▶ _GIVEN EXERCISE_
The lines to extract begin at the one containing "What does this" and run to the end of the listing; set them down exactly and alone.

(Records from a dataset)
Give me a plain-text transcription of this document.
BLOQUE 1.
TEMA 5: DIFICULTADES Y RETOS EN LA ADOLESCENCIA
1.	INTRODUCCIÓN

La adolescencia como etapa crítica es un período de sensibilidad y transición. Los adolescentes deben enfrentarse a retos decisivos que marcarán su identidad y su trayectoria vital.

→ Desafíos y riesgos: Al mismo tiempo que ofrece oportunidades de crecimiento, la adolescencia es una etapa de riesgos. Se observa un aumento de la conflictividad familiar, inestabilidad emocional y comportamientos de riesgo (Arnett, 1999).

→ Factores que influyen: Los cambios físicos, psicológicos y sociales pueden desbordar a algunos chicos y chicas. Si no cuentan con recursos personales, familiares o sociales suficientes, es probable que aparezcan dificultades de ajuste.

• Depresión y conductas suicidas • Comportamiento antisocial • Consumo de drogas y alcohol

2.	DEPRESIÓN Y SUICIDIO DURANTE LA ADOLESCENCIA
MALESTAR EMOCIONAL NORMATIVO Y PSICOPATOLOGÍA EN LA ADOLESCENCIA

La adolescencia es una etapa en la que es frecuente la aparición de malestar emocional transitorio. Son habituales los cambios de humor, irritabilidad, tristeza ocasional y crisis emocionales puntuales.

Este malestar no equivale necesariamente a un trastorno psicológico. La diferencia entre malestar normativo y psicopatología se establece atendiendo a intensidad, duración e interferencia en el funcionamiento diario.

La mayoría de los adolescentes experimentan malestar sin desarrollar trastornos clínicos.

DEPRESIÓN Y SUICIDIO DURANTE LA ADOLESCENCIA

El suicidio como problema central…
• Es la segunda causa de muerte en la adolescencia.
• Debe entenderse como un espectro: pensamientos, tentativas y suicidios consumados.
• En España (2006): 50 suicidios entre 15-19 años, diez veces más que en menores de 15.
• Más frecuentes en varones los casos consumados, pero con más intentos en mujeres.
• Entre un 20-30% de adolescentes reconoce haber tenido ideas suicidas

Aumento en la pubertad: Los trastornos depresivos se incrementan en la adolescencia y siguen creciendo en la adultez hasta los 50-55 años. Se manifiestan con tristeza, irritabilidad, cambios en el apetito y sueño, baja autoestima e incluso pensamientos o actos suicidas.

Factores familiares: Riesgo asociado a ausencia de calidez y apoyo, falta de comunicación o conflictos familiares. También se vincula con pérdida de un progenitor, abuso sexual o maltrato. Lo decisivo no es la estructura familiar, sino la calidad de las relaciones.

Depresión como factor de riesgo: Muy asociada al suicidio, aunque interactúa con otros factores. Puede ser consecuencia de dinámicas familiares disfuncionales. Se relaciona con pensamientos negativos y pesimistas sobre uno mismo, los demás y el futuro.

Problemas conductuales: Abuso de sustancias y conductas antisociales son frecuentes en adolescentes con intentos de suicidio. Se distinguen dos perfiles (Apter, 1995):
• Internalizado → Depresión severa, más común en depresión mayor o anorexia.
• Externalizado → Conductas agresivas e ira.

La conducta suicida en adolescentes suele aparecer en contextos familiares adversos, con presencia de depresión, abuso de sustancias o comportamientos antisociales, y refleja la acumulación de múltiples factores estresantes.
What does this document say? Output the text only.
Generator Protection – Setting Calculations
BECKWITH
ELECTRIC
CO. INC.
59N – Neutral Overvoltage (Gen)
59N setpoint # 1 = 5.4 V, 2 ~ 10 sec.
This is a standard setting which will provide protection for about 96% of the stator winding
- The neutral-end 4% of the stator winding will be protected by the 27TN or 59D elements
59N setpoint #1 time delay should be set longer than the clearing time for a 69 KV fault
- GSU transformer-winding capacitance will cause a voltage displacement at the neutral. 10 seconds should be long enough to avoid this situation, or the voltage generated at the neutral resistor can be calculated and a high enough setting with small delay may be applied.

▶ _EXERCISE SOLUTION_
What does this document say? Output the text only.
Generator Protection – Setting Calculations
BECKWITH
ELECTRIC
CO. INC.
59N – Neutral Overvoltage (Gen)
59N setpoint # 1 = 5.4 V, 2 ~ 10 sec.
This is a standard setting which will provide protection for about 96% of the stator winding
- The neutral-end 4% of the stator winding will be protected by the 27TN or 59D elements
59N setpoint #1 time delay should be set longer than the clearing time for a 69 KV fault
- GSU transformer-winding capacitance will cause a voltage displacement at the neutral. 10 seconds should be long enough to avoid this situation, or the voltage generated at the neutral resistor can be calculated and a high enough setting with small delay may be applied.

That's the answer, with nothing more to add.